= Stated exercise =
Extract each line containing the string "text".

= Dataset extract =

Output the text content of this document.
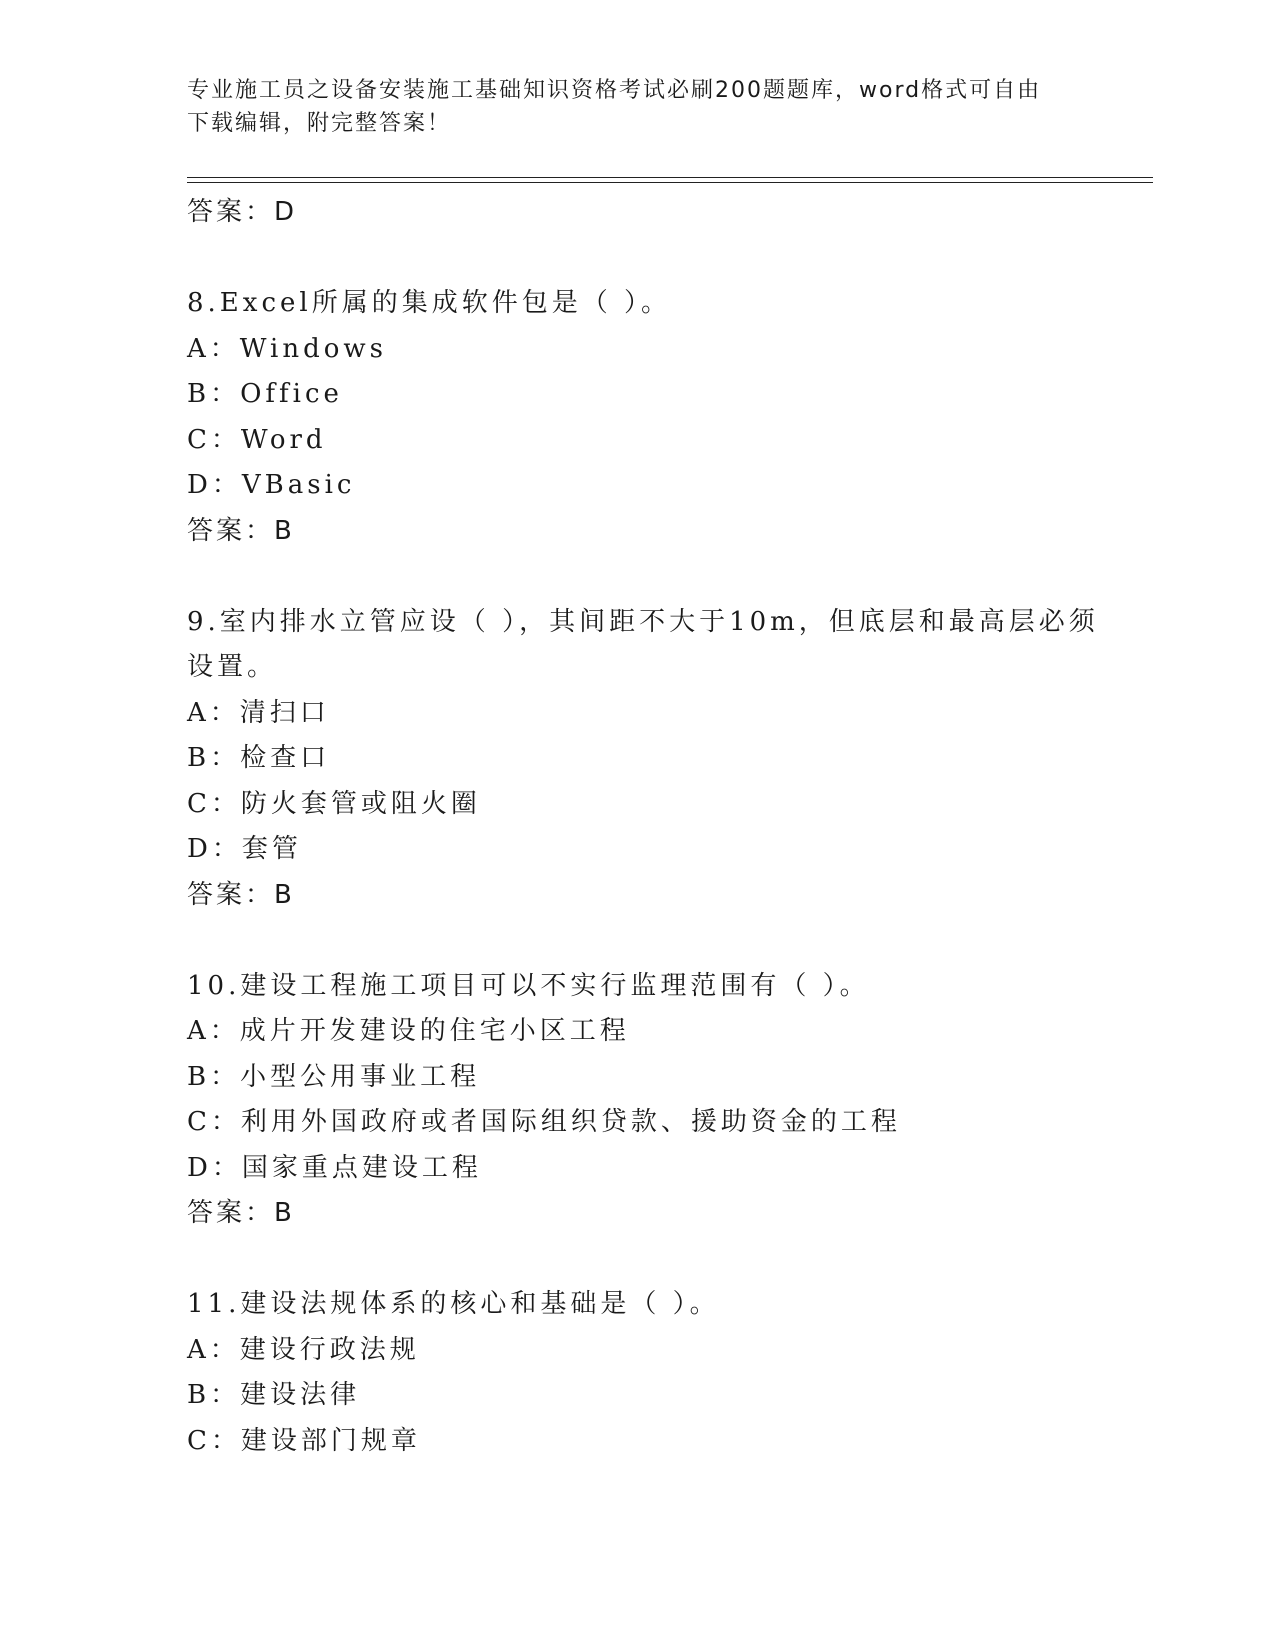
专业施工员之设备安装施工基础知识资格考试必刷200题题库，word格式可自由
下载编辑，附完整答案！
答案：D
8.Excel所属的集成软件包是（ ）。
A：Windows
B：Office
C：Word
D：VBasic
答案：B
9.室内排水立管应设（ ），其间距不大于10m，但底层和最高层必须
设置。
A：清扫口
B：检查口
C：防火套管或阻火圈
D：套管
答案：B
10.建设工程施工项目可以不实行监理范围有（ ）。
A：成片开发建设的住宅小区工程
B：小型公用事业工程
C：利用外国政府或者国际组织贷款、援助资金的工程
D：国家重点建设工程
答案：B
11.建设法规体系的核心和基础是（ ）。
A：建设行政法规
B：建设法律
C：建设部门规章
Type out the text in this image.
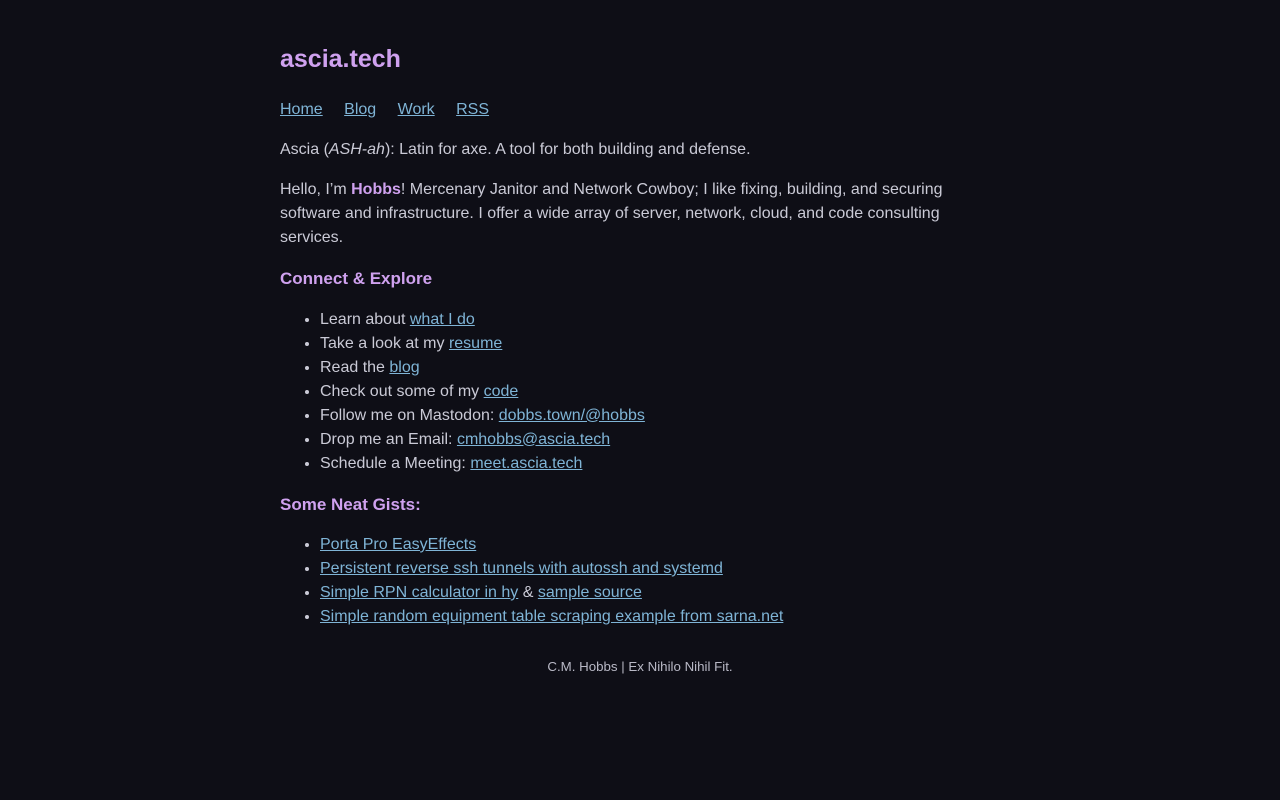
ascia.tech
Home Blog Work RSS

Ascia (ASH-ah): Latin for axe. A tool for both building and defense.

Hello, I’m Hobbs! Mercenary Janitor and Network Cowboy; I like fixing, building, and securing software and infrastructure. I offer a wide array of server, network, cloud, and code consulting services.

Connect & Explore
• Learn about what I do
• Take a look at my resume
• Read the blog
• Check out some of my code
• Follow me on Mastodon: dobbs.town/@hobbs
• Drop me an Email: cmhobbs@ascia.tech
• Schedule a Meeting: meet.ascia.tech
Some Neat Gists:
• Porta Pro EasyEffects
• Persistent reverse ssh tunnels with autossh and systemd
• Simple RPN calculator in hy & sample source
• Simple random equipment table scraping example from sarna.net
C.M. Hobbs | Ex Nihilo Nihil Fit.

= Answer to this task =
Output the text content of this document.
Type out the text in this image.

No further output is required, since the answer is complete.